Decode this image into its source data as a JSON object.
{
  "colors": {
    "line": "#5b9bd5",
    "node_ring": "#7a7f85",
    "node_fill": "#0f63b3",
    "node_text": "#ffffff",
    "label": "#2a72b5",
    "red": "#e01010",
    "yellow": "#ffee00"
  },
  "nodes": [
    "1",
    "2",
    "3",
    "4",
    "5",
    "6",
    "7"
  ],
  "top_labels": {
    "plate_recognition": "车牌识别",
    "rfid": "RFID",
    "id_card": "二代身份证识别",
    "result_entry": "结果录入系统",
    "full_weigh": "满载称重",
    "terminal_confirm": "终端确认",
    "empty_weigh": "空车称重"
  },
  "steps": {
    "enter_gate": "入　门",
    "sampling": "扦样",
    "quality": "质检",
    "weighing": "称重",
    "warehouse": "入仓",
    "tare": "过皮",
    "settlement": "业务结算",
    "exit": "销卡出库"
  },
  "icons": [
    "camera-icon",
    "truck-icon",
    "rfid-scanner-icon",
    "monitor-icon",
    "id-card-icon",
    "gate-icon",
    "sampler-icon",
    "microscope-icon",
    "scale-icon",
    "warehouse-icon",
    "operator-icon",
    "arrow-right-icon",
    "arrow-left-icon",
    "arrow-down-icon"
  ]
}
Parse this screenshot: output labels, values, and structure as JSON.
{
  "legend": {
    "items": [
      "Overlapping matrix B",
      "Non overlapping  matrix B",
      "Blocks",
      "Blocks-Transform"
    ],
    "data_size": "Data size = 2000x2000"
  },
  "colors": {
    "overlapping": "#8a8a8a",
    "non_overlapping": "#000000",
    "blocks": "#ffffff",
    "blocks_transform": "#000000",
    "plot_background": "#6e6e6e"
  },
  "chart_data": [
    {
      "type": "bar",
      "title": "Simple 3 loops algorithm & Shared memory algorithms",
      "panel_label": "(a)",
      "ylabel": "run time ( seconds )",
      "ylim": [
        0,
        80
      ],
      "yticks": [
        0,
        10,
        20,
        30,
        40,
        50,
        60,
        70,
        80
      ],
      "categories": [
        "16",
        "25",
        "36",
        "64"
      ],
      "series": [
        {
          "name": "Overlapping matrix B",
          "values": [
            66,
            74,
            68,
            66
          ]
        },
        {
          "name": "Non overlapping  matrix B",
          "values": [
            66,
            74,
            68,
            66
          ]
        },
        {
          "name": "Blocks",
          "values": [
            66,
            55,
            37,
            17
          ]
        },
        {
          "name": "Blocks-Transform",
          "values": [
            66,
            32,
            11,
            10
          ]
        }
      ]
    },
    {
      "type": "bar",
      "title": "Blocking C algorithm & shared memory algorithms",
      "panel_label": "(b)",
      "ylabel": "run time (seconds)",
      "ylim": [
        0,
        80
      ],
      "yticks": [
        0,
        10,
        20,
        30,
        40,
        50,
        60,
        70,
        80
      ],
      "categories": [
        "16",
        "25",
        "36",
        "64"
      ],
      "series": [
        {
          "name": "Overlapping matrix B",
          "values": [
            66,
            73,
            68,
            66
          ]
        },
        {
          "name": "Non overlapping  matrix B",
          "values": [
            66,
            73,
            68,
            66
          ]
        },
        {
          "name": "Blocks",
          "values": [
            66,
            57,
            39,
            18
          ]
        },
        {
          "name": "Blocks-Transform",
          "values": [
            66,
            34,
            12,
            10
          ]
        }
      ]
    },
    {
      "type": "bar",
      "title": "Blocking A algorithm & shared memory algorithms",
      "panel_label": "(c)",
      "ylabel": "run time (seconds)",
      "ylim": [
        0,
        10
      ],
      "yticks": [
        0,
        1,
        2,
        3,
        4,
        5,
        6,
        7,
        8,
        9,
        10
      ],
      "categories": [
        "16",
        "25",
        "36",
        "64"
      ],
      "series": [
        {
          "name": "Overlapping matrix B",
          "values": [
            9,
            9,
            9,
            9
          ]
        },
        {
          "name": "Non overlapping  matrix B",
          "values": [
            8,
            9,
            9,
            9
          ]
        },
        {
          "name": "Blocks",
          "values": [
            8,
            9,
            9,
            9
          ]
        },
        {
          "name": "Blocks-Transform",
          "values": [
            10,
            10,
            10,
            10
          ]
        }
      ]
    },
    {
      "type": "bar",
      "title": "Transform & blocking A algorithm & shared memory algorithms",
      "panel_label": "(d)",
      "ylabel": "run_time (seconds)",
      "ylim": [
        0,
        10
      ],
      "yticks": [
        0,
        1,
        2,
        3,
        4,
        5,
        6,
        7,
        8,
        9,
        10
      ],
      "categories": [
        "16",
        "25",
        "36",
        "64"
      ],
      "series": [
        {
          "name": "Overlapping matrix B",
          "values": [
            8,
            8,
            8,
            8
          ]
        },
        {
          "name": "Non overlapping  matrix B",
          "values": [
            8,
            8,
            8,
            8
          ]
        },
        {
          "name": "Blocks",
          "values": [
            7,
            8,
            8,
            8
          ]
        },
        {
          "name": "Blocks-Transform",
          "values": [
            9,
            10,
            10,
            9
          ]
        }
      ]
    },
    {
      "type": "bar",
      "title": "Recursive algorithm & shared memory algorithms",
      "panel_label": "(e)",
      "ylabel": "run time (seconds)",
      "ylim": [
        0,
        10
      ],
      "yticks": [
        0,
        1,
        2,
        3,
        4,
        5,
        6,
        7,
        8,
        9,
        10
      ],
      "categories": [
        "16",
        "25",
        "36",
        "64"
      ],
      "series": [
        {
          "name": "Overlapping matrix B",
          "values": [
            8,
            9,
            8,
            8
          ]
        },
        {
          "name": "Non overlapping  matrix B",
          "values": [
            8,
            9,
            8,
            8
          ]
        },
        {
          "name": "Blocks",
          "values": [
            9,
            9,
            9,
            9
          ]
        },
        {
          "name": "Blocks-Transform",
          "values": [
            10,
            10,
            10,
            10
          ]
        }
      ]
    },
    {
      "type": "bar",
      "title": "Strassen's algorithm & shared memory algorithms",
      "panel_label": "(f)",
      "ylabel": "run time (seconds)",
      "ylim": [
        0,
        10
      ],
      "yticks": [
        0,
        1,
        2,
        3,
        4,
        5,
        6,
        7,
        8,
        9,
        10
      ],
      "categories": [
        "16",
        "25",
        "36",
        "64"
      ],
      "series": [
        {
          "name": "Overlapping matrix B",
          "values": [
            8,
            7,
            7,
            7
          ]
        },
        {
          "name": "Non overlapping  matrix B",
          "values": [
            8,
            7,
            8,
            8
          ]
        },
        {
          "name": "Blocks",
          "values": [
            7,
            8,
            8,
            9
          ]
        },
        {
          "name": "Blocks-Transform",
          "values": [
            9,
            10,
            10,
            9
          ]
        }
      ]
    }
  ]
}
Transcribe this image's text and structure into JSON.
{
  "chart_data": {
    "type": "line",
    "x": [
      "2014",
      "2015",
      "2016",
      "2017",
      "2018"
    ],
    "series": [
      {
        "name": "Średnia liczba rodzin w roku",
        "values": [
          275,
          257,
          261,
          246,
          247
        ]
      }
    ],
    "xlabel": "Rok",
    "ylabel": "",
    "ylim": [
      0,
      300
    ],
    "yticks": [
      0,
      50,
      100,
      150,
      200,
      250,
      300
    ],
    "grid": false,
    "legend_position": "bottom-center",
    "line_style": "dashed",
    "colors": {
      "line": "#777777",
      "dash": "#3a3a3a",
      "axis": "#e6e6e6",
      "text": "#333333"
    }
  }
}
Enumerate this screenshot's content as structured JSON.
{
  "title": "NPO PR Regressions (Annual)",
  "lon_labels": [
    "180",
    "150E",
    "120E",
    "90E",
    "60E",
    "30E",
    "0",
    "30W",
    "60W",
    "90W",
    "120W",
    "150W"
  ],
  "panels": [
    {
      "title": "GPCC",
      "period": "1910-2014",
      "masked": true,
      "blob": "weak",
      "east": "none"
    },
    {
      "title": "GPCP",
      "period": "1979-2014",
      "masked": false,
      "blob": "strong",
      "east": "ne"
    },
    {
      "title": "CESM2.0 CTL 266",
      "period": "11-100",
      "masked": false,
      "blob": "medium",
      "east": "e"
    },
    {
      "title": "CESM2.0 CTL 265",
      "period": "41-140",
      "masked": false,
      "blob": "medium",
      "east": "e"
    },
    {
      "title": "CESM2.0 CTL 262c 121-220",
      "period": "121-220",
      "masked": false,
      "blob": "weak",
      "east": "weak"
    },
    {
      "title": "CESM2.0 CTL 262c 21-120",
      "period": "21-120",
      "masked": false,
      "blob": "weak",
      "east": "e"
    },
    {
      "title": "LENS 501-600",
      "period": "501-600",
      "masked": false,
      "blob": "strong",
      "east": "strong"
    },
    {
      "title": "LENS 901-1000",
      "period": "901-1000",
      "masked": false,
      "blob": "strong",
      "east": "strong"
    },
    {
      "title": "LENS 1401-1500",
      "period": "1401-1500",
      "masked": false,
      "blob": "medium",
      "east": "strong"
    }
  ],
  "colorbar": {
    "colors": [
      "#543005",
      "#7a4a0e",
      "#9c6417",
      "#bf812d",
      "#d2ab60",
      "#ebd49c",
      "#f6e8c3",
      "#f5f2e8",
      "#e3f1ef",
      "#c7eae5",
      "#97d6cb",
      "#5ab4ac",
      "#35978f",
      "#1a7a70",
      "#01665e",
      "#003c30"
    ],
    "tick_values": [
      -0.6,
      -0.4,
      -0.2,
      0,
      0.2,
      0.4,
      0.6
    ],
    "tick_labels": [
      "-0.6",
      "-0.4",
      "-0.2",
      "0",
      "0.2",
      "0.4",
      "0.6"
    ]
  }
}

##############################

**TASK REQUIREMENTS:** Check each line of the records above for "algorithms", and copy those that have it.

**RESULT OF THE TASK:**
      "title": "Simple 3 loops algorithm & Shared memory algorithms",
      "title": "Blocking C algorithm & shared memory algorithms",
      "title": "Blocking A algorithm & shared memory algorithms",
      "title": "Transform & blocking A algorithm & shared memory algorithms",
      "title": "Recursive algorithm & shared memory algorithms",
      "title": "Strassen's algorithm & shared memory algorithms",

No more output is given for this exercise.